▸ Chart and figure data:
---+---
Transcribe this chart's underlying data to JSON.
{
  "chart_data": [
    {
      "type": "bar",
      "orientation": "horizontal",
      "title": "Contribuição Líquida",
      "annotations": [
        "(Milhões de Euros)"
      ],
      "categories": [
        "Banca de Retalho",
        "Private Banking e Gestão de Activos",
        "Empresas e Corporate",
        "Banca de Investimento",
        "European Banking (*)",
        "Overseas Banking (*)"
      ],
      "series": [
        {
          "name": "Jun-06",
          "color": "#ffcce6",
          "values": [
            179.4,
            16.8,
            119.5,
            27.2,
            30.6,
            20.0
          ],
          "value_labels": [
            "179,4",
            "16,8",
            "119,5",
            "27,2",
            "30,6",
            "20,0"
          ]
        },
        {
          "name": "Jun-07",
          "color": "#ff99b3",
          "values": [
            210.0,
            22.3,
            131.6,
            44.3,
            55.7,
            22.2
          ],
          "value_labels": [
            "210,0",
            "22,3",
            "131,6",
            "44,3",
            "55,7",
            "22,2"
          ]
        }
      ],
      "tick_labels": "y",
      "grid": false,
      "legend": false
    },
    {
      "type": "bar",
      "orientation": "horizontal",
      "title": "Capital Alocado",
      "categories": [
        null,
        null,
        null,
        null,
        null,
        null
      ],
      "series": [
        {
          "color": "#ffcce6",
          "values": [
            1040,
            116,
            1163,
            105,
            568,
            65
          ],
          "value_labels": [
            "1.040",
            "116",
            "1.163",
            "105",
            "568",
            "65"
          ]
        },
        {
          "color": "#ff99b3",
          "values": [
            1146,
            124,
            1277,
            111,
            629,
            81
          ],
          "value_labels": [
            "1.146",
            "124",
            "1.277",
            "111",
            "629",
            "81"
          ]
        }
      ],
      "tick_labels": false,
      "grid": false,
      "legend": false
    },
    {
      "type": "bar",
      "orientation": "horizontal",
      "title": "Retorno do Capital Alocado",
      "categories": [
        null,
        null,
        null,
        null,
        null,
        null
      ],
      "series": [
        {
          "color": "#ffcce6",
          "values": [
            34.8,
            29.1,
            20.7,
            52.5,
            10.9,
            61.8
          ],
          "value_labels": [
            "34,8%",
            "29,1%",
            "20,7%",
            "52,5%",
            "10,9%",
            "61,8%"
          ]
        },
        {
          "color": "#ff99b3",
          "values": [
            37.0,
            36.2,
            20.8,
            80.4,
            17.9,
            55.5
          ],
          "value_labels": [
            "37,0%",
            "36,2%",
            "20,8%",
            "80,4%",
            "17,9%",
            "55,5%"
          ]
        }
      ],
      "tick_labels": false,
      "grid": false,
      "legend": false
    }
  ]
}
---+---
▸ YOUR OBJECTIVE:
Retype every entry above, word for word.

▸ RESPONSE FOR THIS EXERCISE:
Transcribe this chart's underlying data to JSON.
{
  "chart_data": [
    {
      "type": "bar",
      "orientation": "horizontal",
      "title": "Contribuição Líquida",
      "annotations": [
        "(Milhões de Euros)"
      ],
      "categories": [
        "Banca de Retalho",
        "Private Banking e Gestão de Activos",
        "Empresas e Corporate",
        "Banca de Investimento",
        "European Banking (*)",
        "Overseas Banking (*)"
      ],
      "series": [
        {
          "name": "Jun-06",
          "color": "#ffcce6",
          "values": [
            179.4,
            16.8,
            119.5,
            27.2,
            30.6,
            20.0
          ],
          "value_labels": [
            "179,4",
            "16,8",
            "119,5",
            "27,2",
            "30,6",
            "20,0"
          ]
        },
        {
          "name": "Jun-07",
          "color": "#ff99b3",
          "values": [
            210.0,
            22.3,
            131.6,
            44.3,
            55.7,
            22.2
          ],
          "value_labels": [
            "210,0",
            "22,3",
            "131,6",
            "44,3",
            "55,7",
            "22,2"
          ]
        }
      ],
      "tick_labels": "y",
      "grid": false,
      "legend": false
    },
    {
      "type": "bar",
      "orientation": "horizontal",
      "title": "Capital Alocado",
      "categories": [
        null,
        null,
        null,
        null,
        null,
        null
      ],
      "series": [
        {
          "color": "#ffcce6",
          "values": [
            1040,
            116,
            1163,
            105,
            568,
            65
          ],
          "value_labels": [
            "1.040",
            "116",
            "1.163",
            "105",
            "568",
            "65"
          ]
        },
        {
          "color": "#ff99b3",
          "values": [
            1146,
            124,
            1277,
            111,
            629,
            81
          ],
          "value_labels": [
            "1.146",
            "124",
            "1.277",
            "111",
            "629",
            "81"
          ]
        }
      ],
      "tick_labels": false,
      "grid": false,
      "legend": false
    },
    {
      "type": "bar",
      "orientation": "horizontal",
      "title": "Retorno do Capital Alocado",
      "categories": [
        null,
        null,
        null,
        null,
        null,
        null
      ],
      "series": [
        {
          "color": "#ffcce6",
          "values": [
            34.8,
            29.1,
            20.7,
            52.5,
            10.9,
            61.8
          ],
          "value_labels": [
            "34,8%",
            "29,1%",
            "20,7%",
            "52,5%",
            "10,9%",
            "61,8%"
          ]
        },
        {
          "color": "#ff99b3",
          "values": [
            37.0,
            36.2,
            20.8,
            80.4,
            17.9,
            55.5
          ],
          "value_labels": [
            "37,0%",
            "36,2%",
            "20,8%",
            "80,4%",
            "17,9%",
            "55,5%"
          ]
        }
      ],
      "tick_labels": false,
      "grid": false,
      "legend": false
    }
  ]
}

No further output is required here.